◆ Dataset extract ◆

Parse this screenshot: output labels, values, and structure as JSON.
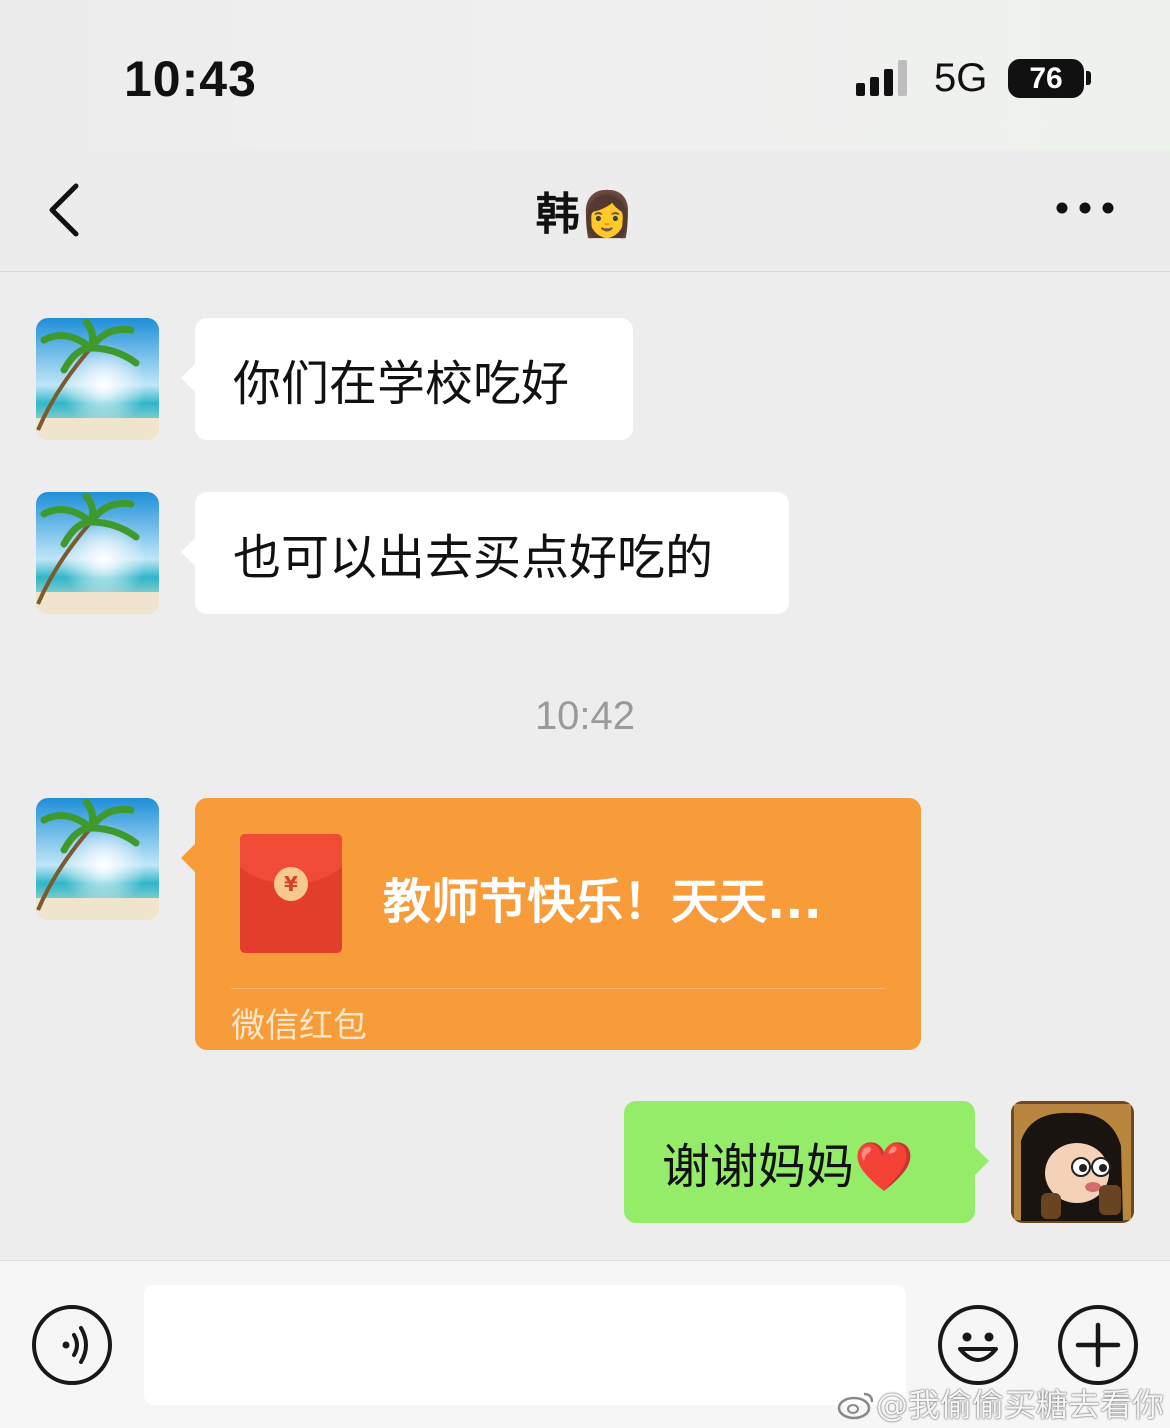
{
  "status_bar": {
    "time": "10:43",
    "network": "5G",
    "battery": "76"
  },
  "nav": {
    "title": "韩👩"
  },
  "messages": [
    {
      "side": "left",
      "text": "你们在学校吃好"
    },
    {
      "side": "left",
      "text": "也可以出去买点好吃的"
    }
  ],
  "timestamp": "10:42",
  "red_packet": {
    "message": "教师节快乐！天天...",
    "label": "微信红包",
    "coin_symbol": "¥",
    "color": "#f79c39"
  },
  "reply": {
    "side": "right",
    "text": "谢谢妈妈❤️",
    "color": "#95ec69"
  },
  "input": {
    "placeholder": ""
  },
  "watermark": "@我偷偷买糖去看你",
  "icons": [
    "chevron-left-icon",
    "more-icon",
    "voice-icon",
    "emoji-icon",
    "plus-icon",
    "weibo-icon"
  ]
}
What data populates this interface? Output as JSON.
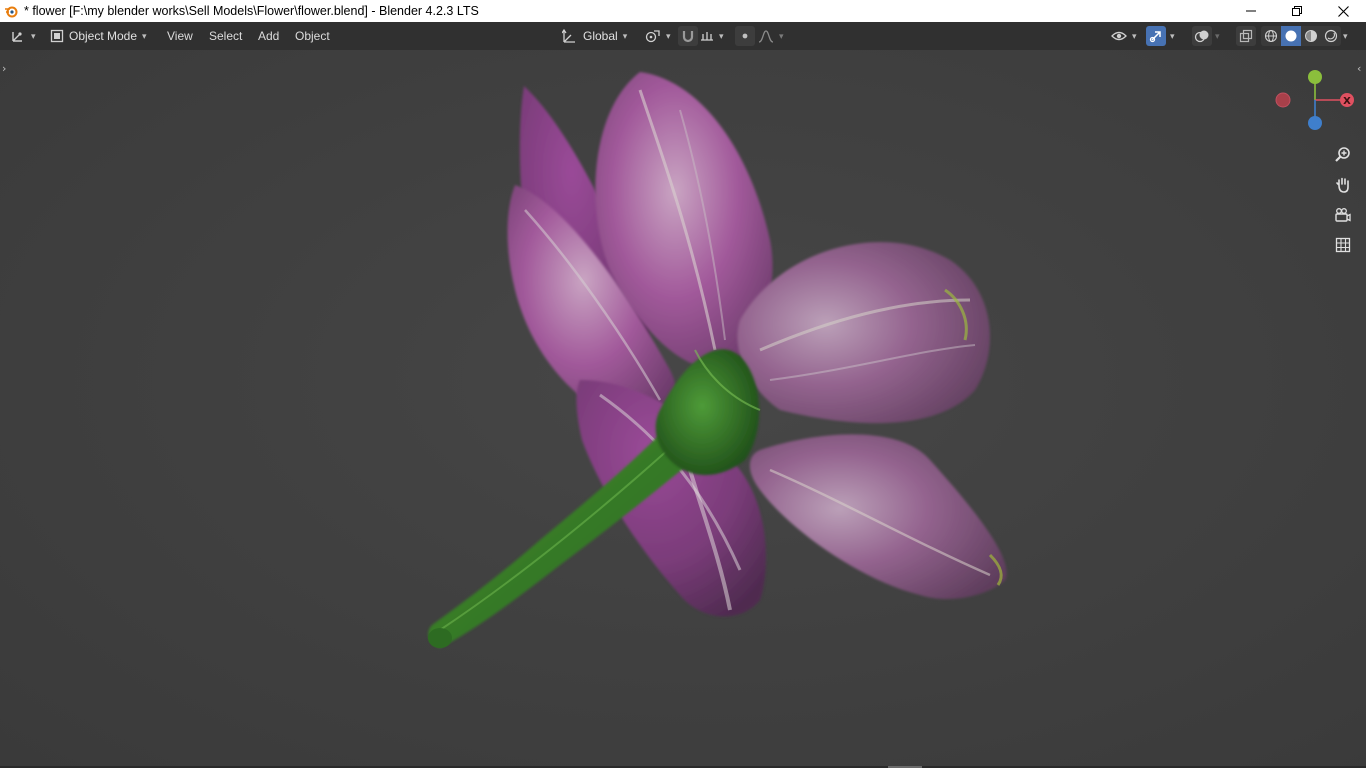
{
  "window": {
    "title": "* flower [F:\\my blender works\\Sell Models\\Flower\\flower.blend] - Blender 4.2.3 LTS",
    "app_icon": "blender-logo-icon",
    "controls": [
      "minimize-icon",
      "restore-icon",
      "close-icon"
    ]
  },
  "header": {
    "editor_type_icon": "viewport-editor-icon",
    "mode": {
      "label": "Object Mode",
      "icon": "object-mode-icon"
    },
    "menus": {
      "view": "View",
      "select": "Select",
      "add": "Add",
      "object": "Object"
    },
    "orientation": {
      "label": "Global",
      "icon": "transform-orientation-icon"
    },
    "pivot_icon": "pivot-point-icon",
    "snap_icon": "snap-magnet-icon",
    "snap_target_icon": "snap-increment-icon",
    "proportional_icon": "proportional-edit-icon",
    "falloff_icon": "falloff-curve-icon",
    "visibility_icon": "eye-visibility-icon",
    "gizmo_toggle_icon": "gizmo-toggle-icon",
    "overlay_icon": "overlays-icon",
    "xray_icon": "xray-icon",
    "shading_modes": [
      "wireframe-shading-icon",
      "solid-shading-icon",
      "material-preview-icon",
      "rendered-shading-icon"
    ],
    "active_shading": "solid-shading-icon",
    "accent_color": "#4772b3"
  },
  "viewport": {
    "background_color": "#3d3d3d",
    "object_name": "flower",
    "gizmo": {
      "x_label": "X",
      "x_color": "#e05060",
      "y_color": "#8bbf3c",
      "z_color": "#3f7fcc"
    },
    "nav_tools": [
      "zoom-icon",
      "pan-hand-icon",
      "camera-view-icon",
      "ortho-grid-icon"
    ]
  }
}
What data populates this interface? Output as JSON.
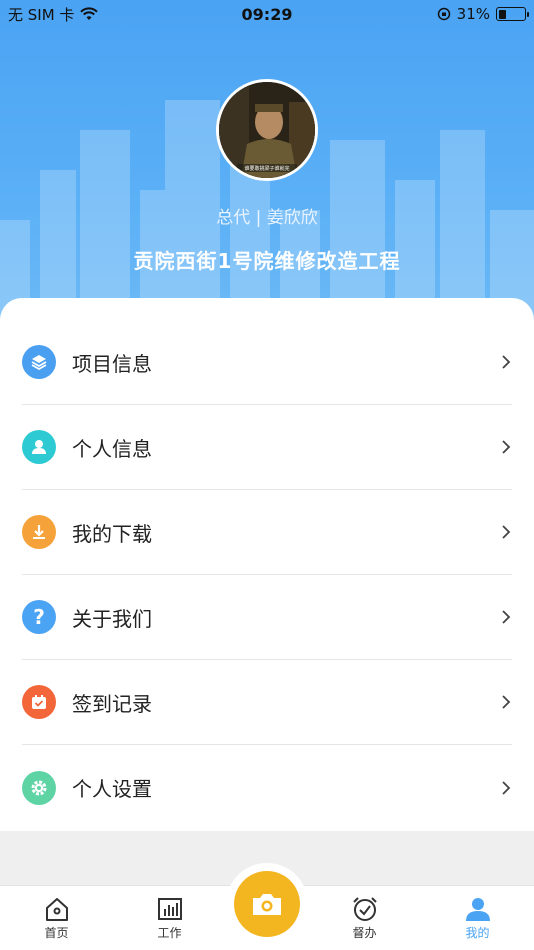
{
  "status_bar": {
    "carrier": "无 SIM 卡",
    "time": "09:29",
    "battery_percent": "31%",
    "battery_level": 0.31
  },
  "profile": {
    "role_line": "总代 | 姜欣欣",
    "project_title": "贡院西街1号院维修改造工程",
    "avatar_caption": "谁要敢挑梁子谁就完"
  },
  "menu": {
    "items": [
      {
        "label": "项目信息",
        "icon": "layers-icon",
        "color": "#4a9ff0"
      },
      {
        "label": "个人信息",
        "icon": "person-icon",
        "color": "#2ecad4"
      },
      {
        "label": "我的下载",
        "icon": "download-icon",
        "color": "#f5a23a"
      },
      {
        "label": "关于我们",
        "icon": "question-icon",
        "color": "#4aa3f3"
      },
      {
        "label": "签到记录",
        "icon": "calendar-check-icon",
        "color": "#f2663a"
      },
      {
        "label": "个人设置",
        "icon": "settings-gear-icon",
        "color": "#5ed3a4"
      }
    ]
  },
  "tabbar": {
    "tabs": [
      {
        "label": "首页",
        "icon": "home-icon"
      },
      {
        "label": "工作",
        "icon": "chart-icon"
      },
      {
        "label": "督办",
        "icon": "alarm-icon"
      },
      {
        "label": "我的",
        "icon": "user-icon",
        "active": true
      }
    ],
    "camera_icon": "camera-icon"
  },
  "colors": {
    "header": "#4aa3f3",
    "accent": "#f4b620",
    "active_tab": "#4aa3f3"
  }
}
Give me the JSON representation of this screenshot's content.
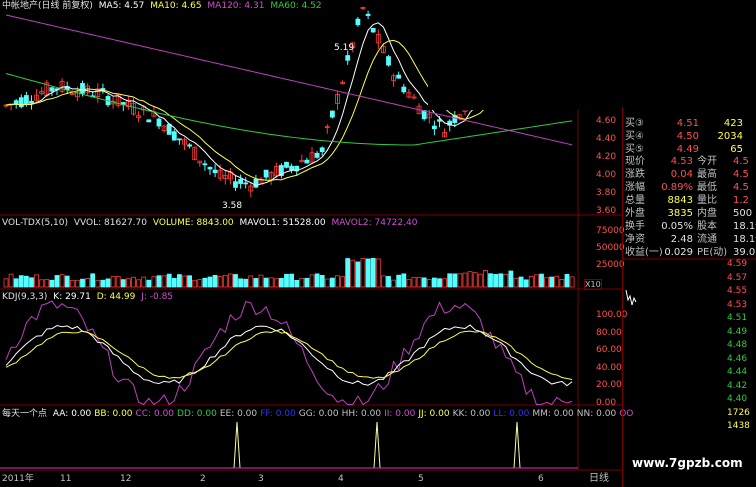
{
  "colors": {
    "bg": "#000000",
    "up": "#ff3b3b",
    "down": "#54ffff",
    "ma5": "#ffffff",
    "ma10": "#ffff4a",
    "ma120": "#c040c0",
    "ma60": "#2ecc40",
    "grid": "#7a0000"
  },
  "price_header": {
    "title": "中帐地产(日线 前复权)",
    "ma5": "MA5: 4.57",
    "ma10": "MA10: 4.65",
    "ma120": "MA120: 4.31",
    "ma60": "MA60: 4.52"
  },
  "price_annotations": {
    "high": "5.19",
    "low": "3.58"
  },
  "price_axis": [
    "4.60",
    "4.40",
    "4.20",
    "4.00",
    "3.80",
    "3.60"
  ],
  "volume_header": {
    "name": "VOL-TDX(5,10)",
    "vvol": "VVOL: 81627.70",
    "volume": "VOLUME: 8843.00",
    "mavol1": "MAVOL1: 51528.00",
    "mavol2": "MAVOL2: 74722.40"
  },
  "volume_axis": [
    "75000",
    "50000",
    "25000"
  ],
  "volume_unit": "X10",
  "kdj_header": {
    "name": "KDJ(9,3,3)",
    "k": "K: 29.71",
    "d": "D: 44.99",
    "j": "J: -0.85"
  },
  "kdj_axis": [
    "100.00",
    "80.00",
    "60.00",
    "40.00",
    "20.00",
    "0.00"
  ],
  "signal_header": {
    "name": "每天一个点",
    "items": [
      "AA: 0.00",
      "BB: 0.00",
      "CC: 0.00",
      "DD: 0.00",
      "EE: 0.00",
      "FF: 0.00",
      "GG: 0.00",
      "HH: 0.00",
      "II: 0.00",
      "JJ: 0.00",
      "KK: 0.00",
      "LL: 0.00",
      "MM: 0.00",
      "NN: 0.00",
      "OO"
    ]
  },
  "date_axis": [
    "2011年",
    "11",
    "12",
    "2",
    "3",
    "4",
    "5",
    "6"
  ],
  "order_book": {
    "sells": [
      {
        "label": "买③",
        "price": "4.51",
        "vol": "423"
      },
      {
        "label": "买④",
        "price": "4.50",
        "vol": "2034"
      },
      {
        "label": "买⑤",
        "price": "4.49",
        "vol": "65"
      }
    ]
  },
  "quote": [
    {
      "l1": "现价",
      "v1": "4.53",
      "l2": "今开",
      "v2": "4.5"
    },
    {
      "l1": "涨跌",
      "v1": "0.04",
      "l2": "最高",
      "v2": "4.5"
    },
    {
      "l1": "涨幅",
      "v1": "0.89%",
      "l2": "最低",
      "v2": "4.5"
    },
    {
      "l1": "总量",
      "v1": "8843",
      "l2": "量比",
      "v2": "1.2"
    },
    {
      "l1": "外盘",
      "v1": "3835",
      "l2": "内盘",
      "v2": "500"
    },
    {
      "l1": "换手",
      "v1": "0.05%",
      "l2": "股本",
      "v2": "18.1亿"
    },
    {
      "l1": "净资",
      "v1": "2.48",
      "l2": "流通",
      "v2": "18.1亿"
    },
    {
      "l1": "收益(一)",
      "v1": "0.029",
      "l2": "PE(动)",
      "v2": "39.0"
    }
  ],
  "intraday_axis": [
    "4.59",
    "4.57",
    "4.55",
    "4.53",
    "4.51",
    "4.49",
    "4.48",
    "4.46",
    "4.44",
    "4.42",
    "4.40",
    "1726",
    "1438"
  ],
  "bottom_tab": "日线",
  "watermark": "www.7gpzb.com"
}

◆ Task requirements ◆
Leave the pictures out and reproduce all of the records exactly.

◆ Result below ◆
Parse this screenshot: output labels, values, and structure as JSON.
{
  "status_bar": {
    "time": "10:43",
    "network": "5G",
    "battery": "76"
  },
  "nav": {
    "title": "韩👩"
  },
  "messages": [
    {
      "side": "left",
      "text": "你们在学校吃好"
    },
    {
      "side": "left",
      "text": "也可以出去买点好吃的"
    }
  ],
  "timestamp": "10:42",
  "red_packet": {
    "message": "教师节快乐！天天...",
    "label": "微信红包",
    "coin_symbol": "¥",
    "color": "#f79c39"
  },
  "reply": {
    "side": "right",
    "text": "谢谢妈妈❤️",
    "color": "#95ec69"
  },
  "input": {
    "placeholder": ""
  },
  "watermark": "@我偷偷买糖去看你",
  "icons": [
    "chevron-left-icon",
    "more-icon",
    "voice-icon",
    "emoji-icon",
    "plus-icon",
    "weibo-icon"
  ]
}
What data populates this interface? Output as JSON.
{
  "window": {
    "title": "* flower [F:\\my blender works\\Sell Models\\Flower\\flower.blend] - Blender 4.2.3 LTS",
    "app_icon": "blender-logo-icon",
    "controls": [
      "minimize-icon",
      "restore-icon",
      "close-icon"
    ]
  },
  "header": {
    "editor_type_icon": "viewport-editor-icon",
    "mode": {
      "label": "Object Mode",
      "icon": "object-mode-icon"
    },
    "menus": {
      "view": "View",
      "select": "Select",
      "add": "Add",
      "object": "Object"
    },
    "orientation": {
      "label": "Global",
      "icon": "transform-orientation-icon"
    },
    "pivot_icon": "pivot-point-icon",
    "snap_icon": "snap-magnet-icon",
    "snap_target_icon": "snap-increment-icon",
    "proportional_icon": "proportional-edit-icon",
    "falloff_icon": "falloff-curve-icon",
    "visibility_icon": "eye-visibility-icon",
    "gizmo_toggle_icon": "gizmo-toggle-icon",
    "overlay_icon": "overlays-icon",
    "xray_icon": "xray-icon",
    "shading_modes": [
      "wireframe-shading-icon",
      "solid-shading-icon",
      "material-preview-icon",
      "rendered-shading-icon"
    ],
    "active_shading": "solid-shading-icon",
    "accent_color": "#4772b3"
  },
  "viewport": {
    "background_color": "#3d3d3d",
    "object_name": "flower",
    "gizmo": {
      "x_label": "X",
      "x_color": "#e05060",
      "y_color": "#8bbf3c",
      "z_color": "#3f7fcc"
    },
    "nav_tools": [
      "zoom-icon",
      "pan-hand-icon",
      "camera-view-icon",
      "ortho-grid-icon"
    ]
  }
}
What data populates this interface? Output as JSON.
{
  "status_bar": {
    "carrier": "无 SIM 卡",
    "time": "09:29",
    "battery_percent": "31%",
    "battery_level": 0.31
  },
  "profile": {
    "role_line": "总代 | 姜欣欣",
    "project_title": "贡院西街1号院维修改造工程",
    "avatar_caption": "谁要敢挑梁子谁就完"
  },
  "menu": {
    "items": [
      {
        "label": "项目信息",
        "icon": "layers-icon",
        "color": "#4a9ff0"
      },
      {
        "label": "个人信息",
        "icon": "person-icon",
        "color": "#2ecad4"
      },
      {
        "label": "我的下载",
        "icon": "download-icon",
        "color": "#f5a23a"
      },
      {
        "label": "关于我们",
        "icon": "question-icon",
        "color": "#4aa3f3"
      },
      {
        "label": "签到记录",
        "icon": "calendar-check-icon",
        "color": "#f2663a"
      },
      {
        "label": "个人设置",
        "icon": "settings-gear-icon",
        "color": "#5ed3a4"
      }
    ]
  },
  "tabbar": {
    "tabs": [
      {
        "label": "首页",
        "icon": "home-icon"
      },
      {
        "label": "工作",
        "icon": "chart-icon"
      },
      {
        "label": "督办",
        "icon": "alarm-icon"
      },
      {
        "label": "我的",
        "icon": "user-icon",
        "active": true
      }
    ],
    "camera_icon": "camera-icon"
  },
  "colors": {
    "header": "#4aa3f3",
    "accent": "#f4b620",
    "active_tab": "#4aa3f3"
  }
}
Give me the JSON representation of this screenshot's content.
{
  "colors": {
    "bg": "#000000",
    "up": "#ff3b3b",
    "down": "#54ffff",
    "ma5": "#ffffff",
    "ma10": "#ffff4a",
    "ma120": "#c040c0",
    "ma60": "#2ecc40",
    "grid": "#7a0000"
  },
  "price_header": {
    "title": "中帐地产(日线 前复权)",
    "ma5": "MA5: 4.57",
    "ma10": "MA10: 4.65",
    "ma120": "MA120: 4.31",
    "ma60": "MA60: 4.52"
  },
  "price_annotations": {
    "high": "5.19",
    "low": "3.58"
  },
  "price_axis": [
    "4.60",
    "4.40",
    "4.20",
    "4.00",
    "3.80",
    "3.60"
  ],
  "volume_header": {
    "name": "VOL-TDX(5,10)",
    "vvol": "VVOL: 81627.70",
    "volume": "VOLUME: 8843.00",
    "mavol1": "MAVOL1: 51528.00",
    "mavol2": "MAVOL2: 74722.40"
  },
  "volume_axis": [
    "75000",
    "50000",
    "25000"
  ],
  "volume_unit": "X10",
  "kdj_header": {
    "name": "KDJ(9,3,3)",
    "k": "K: 29.71",
    "d": "D: 44.99",
    "j": "J: -0.85"
  },
  "kdj_axis": [
    "100.00",
    "80.00",
    "60.00",
    "40.00",
    "20.00",
    "0.00"
  ],
  "signal_header": {
    "name": "每天一个点",
    "items": [
      "AA: 0.00",
      "BB: 0.00",
      "CC: 0.00",
      "DD: 0.00",
      "EE: 0.00",
      "FF: 0.00",
      "GG: 0.00",
      "HH: 0.00",
      "II: 0.00",
      "JJ: 0.00",
      "KK: 0.00",
      "LL: 0.00",
      "MM: 0.00",
      "NN: 0.00",
      "OO"
    ]
  },
  "date_axis": [
    "2011年",
    "11",
    "12",
    "2",
    "3",
    "4",
    "5",
    "6"
  ],
  "order_book": {
    "sells": [
      {
        "label": "买③",
        "price": "4.51",
        "vol": "423"
      },
      {
        "label": "买④",
        "price": "4.50",
        "vol": "2034"
      },
      {
        "label": "买⑤",
        "price": "4.49",
        "vol": "65"
      }
    ]
  },
  "quote": [
    {
      "l1": "现价",
      "v1": "4.53",
      "l2": "今开",
      "v2": "4.5"
    },
    {
      "l1": "涨跌",
      "v1": "0.04",
      "l2": "最高",
      "v2": "4.5"
    },
    {
      "l1": "涨幅",
      "v1": "0.89%",
      "l2": "最低",
      "v2": "4.5"
    },
    {
      "l1": "总量",
      "v1": "8843",
      "l2": "量比",
      "v2": "1.2"
    },
    {
      "l1": "外盘",
      "v1": "3835",
      "l2": "内盘",
      "v2": "500"
    },
    {
      "l1": "换手",
      "v1": "0.05%",
      "l2": "股本",
      "v2": "18.1亿"
    },
    {
      "l1": "净资",
      "v1": "2.48",
      "l2": "流通",
      "v2": "18.1亿"
    },
    {
      "l1": "收益(一)",
      "v1": "0.029",
      "l2": "PE(动)",
      "v2": "39.0"
    }
  ],
  "intraday_axis": [
    "4.59",
    "4.57",
    "4.55",
    "4.53",
    "4.51",
    "4.49",
    "4.48",
    "4.46",
    "4.44",
    "4.42",
    "4.40",
    "1726",
    "1438"
  ],
  "bottom_tab": "日线",
  "watermark": "www.7gpzb.com"
}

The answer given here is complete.